Provided information>
—————

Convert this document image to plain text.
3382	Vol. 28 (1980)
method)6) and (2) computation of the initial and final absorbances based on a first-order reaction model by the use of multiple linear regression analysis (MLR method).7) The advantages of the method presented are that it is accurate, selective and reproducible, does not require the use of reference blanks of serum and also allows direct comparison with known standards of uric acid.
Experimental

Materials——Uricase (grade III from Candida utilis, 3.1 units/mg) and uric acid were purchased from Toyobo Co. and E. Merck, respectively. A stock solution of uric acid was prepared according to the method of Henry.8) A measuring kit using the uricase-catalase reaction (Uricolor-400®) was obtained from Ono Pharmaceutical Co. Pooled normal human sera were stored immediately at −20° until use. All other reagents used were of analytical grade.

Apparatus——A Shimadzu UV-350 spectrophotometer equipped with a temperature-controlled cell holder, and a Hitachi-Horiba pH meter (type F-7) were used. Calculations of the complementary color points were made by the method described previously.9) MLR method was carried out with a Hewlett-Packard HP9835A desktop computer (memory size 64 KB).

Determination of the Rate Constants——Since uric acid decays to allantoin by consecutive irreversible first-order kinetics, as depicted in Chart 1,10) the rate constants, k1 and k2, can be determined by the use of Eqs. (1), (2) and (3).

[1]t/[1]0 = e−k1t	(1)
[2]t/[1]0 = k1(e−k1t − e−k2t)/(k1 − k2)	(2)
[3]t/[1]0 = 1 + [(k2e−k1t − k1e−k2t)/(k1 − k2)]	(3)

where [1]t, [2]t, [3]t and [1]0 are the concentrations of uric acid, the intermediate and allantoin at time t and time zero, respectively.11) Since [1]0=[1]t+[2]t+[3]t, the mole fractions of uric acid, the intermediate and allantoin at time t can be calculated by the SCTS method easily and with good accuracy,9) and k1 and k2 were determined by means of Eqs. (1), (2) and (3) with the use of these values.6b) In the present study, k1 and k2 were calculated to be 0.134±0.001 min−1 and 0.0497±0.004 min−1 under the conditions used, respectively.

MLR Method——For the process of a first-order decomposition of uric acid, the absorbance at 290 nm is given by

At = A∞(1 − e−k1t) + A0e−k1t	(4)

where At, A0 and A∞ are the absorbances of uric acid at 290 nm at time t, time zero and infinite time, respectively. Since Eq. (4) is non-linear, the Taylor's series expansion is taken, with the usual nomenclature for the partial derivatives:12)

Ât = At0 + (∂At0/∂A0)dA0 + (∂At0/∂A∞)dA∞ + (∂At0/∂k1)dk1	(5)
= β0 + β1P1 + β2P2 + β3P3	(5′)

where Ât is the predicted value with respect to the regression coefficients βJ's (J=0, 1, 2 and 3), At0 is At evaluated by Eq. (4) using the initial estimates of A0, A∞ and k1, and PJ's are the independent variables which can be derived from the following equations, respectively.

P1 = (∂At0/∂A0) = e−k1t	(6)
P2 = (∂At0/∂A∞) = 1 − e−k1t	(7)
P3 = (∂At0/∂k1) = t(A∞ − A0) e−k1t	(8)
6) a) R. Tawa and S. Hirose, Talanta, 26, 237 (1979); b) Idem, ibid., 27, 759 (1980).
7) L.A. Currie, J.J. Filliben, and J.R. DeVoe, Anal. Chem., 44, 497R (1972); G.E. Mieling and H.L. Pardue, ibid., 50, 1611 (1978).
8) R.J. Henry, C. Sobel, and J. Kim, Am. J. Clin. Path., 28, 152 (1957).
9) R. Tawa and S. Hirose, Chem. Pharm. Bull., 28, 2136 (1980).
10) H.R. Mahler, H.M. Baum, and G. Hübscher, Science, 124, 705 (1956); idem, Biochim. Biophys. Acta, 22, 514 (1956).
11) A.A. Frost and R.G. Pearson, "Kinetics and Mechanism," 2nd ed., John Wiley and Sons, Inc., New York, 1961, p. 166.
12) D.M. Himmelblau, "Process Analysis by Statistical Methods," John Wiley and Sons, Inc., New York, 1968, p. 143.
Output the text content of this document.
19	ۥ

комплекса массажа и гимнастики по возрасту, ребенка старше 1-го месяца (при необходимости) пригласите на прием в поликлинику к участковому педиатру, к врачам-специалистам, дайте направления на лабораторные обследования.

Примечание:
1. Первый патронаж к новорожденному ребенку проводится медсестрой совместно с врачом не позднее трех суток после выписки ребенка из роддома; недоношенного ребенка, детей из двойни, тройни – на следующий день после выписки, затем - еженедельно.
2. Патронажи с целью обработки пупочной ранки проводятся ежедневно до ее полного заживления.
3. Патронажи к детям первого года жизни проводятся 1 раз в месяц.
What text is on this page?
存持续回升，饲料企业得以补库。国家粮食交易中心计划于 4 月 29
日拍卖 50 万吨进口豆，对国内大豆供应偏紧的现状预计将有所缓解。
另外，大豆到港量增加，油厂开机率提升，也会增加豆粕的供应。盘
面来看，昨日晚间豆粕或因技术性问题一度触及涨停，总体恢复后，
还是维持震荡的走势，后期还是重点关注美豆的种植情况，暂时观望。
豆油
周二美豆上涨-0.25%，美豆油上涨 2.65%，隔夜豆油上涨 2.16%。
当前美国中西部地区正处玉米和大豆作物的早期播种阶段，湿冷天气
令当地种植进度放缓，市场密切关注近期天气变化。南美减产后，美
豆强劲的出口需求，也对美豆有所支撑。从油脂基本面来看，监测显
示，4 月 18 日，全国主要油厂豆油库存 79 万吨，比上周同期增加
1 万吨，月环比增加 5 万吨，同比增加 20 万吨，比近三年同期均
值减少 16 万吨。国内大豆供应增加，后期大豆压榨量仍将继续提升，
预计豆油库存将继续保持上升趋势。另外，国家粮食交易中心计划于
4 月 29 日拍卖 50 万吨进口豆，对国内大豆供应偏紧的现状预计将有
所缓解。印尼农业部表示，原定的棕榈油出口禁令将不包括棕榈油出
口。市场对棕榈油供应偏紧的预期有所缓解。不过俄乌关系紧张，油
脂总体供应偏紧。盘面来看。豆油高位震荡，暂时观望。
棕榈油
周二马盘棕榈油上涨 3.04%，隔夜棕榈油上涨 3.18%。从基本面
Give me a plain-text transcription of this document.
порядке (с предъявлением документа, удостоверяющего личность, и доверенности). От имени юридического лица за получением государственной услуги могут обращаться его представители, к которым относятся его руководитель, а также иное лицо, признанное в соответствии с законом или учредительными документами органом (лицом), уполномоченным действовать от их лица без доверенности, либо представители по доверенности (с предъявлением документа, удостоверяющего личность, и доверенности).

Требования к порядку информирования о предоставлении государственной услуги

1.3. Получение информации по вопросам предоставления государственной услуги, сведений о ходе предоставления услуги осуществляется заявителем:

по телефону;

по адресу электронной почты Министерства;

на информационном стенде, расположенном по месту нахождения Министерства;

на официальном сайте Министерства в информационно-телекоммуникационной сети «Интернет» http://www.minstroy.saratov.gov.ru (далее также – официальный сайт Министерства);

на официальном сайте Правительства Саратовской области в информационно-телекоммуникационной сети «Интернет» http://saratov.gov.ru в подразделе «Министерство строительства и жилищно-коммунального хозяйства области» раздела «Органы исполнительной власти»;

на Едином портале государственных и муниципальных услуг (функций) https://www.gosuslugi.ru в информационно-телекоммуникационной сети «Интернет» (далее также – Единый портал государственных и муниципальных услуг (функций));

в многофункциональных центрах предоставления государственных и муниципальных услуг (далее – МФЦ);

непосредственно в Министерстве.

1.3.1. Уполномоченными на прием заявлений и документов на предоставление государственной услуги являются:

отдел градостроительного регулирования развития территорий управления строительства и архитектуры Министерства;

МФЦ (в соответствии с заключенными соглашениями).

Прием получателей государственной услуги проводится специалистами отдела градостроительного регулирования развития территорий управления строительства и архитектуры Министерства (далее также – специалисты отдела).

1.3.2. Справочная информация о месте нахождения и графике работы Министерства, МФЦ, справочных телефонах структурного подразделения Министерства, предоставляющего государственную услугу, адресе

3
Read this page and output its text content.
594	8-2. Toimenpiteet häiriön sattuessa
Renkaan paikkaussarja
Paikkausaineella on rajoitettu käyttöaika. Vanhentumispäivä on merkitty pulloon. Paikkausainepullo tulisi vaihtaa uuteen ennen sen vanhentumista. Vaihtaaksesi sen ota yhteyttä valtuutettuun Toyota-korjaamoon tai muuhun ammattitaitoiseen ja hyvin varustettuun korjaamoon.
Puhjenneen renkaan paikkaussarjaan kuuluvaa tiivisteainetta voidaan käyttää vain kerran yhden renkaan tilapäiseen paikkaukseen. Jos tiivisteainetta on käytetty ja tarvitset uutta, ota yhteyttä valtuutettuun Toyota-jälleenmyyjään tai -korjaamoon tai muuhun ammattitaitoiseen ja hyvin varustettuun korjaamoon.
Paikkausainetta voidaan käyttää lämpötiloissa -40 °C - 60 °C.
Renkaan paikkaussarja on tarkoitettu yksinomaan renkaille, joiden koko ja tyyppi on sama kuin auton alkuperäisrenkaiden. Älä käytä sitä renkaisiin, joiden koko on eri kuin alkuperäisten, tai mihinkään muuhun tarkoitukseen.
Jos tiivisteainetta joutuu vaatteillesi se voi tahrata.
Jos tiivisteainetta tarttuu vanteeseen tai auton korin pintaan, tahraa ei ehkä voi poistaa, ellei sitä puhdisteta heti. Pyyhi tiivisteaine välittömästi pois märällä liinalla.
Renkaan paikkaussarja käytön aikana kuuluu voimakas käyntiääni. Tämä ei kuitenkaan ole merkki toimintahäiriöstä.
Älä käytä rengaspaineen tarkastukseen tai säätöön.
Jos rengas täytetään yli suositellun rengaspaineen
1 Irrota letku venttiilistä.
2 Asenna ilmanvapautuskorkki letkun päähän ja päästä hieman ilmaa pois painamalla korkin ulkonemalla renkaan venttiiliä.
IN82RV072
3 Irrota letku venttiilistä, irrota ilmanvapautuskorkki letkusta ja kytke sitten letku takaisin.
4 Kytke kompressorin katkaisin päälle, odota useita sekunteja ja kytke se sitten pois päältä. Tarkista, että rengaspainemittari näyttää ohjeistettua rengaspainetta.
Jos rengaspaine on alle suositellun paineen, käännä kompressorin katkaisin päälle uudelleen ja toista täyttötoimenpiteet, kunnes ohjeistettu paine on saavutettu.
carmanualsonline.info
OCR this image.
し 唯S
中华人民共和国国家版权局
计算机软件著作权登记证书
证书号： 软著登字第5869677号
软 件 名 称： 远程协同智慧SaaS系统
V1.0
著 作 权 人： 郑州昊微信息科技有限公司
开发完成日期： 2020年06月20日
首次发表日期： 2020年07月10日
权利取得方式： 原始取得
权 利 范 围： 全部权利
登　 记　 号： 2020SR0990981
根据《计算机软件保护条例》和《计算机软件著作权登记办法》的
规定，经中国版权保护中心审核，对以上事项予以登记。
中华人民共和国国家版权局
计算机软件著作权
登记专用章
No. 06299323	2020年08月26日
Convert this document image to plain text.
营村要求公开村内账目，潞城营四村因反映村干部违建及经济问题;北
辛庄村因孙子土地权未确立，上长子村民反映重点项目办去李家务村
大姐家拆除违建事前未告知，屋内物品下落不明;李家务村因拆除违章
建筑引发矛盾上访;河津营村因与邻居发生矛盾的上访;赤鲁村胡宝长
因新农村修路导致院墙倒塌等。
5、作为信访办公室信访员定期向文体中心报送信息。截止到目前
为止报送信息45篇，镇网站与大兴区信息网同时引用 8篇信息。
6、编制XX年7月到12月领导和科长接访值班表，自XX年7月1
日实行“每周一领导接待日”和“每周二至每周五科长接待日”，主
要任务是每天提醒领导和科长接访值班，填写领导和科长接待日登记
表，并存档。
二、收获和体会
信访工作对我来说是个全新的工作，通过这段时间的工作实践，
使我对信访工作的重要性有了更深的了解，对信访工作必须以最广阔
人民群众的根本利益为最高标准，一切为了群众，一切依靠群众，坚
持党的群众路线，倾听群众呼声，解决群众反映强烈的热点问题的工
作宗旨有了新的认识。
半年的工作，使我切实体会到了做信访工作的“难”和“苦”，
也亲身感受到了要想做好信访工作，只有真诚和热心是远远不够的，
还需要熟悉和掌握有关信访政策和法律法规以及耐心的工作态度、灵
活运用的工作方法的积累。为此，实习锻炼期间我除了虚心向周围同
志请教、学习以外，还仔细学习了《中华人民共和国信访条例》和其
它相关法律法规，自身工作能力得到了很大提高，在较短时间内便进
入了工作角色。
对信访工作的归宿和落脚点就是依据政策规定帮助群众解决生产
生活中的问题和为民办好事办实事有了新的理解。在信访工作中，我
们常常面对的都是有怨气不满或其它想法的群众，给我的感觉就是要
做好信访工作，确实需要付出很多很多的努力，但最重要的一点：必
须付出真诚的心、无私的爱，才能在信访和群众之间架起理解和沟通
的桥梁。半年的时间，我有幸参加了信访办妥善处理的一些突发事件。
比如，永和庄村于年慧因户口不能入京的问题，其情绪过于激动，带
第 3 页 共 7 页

—————

Stated goal> Select every line where the word "rengaspaineen" occurs.

Task answer>
Älä käytä rengaspaineen tarkastukseen tai säätöön.
Jos rengas täytetään yli suositellun rengaspaineen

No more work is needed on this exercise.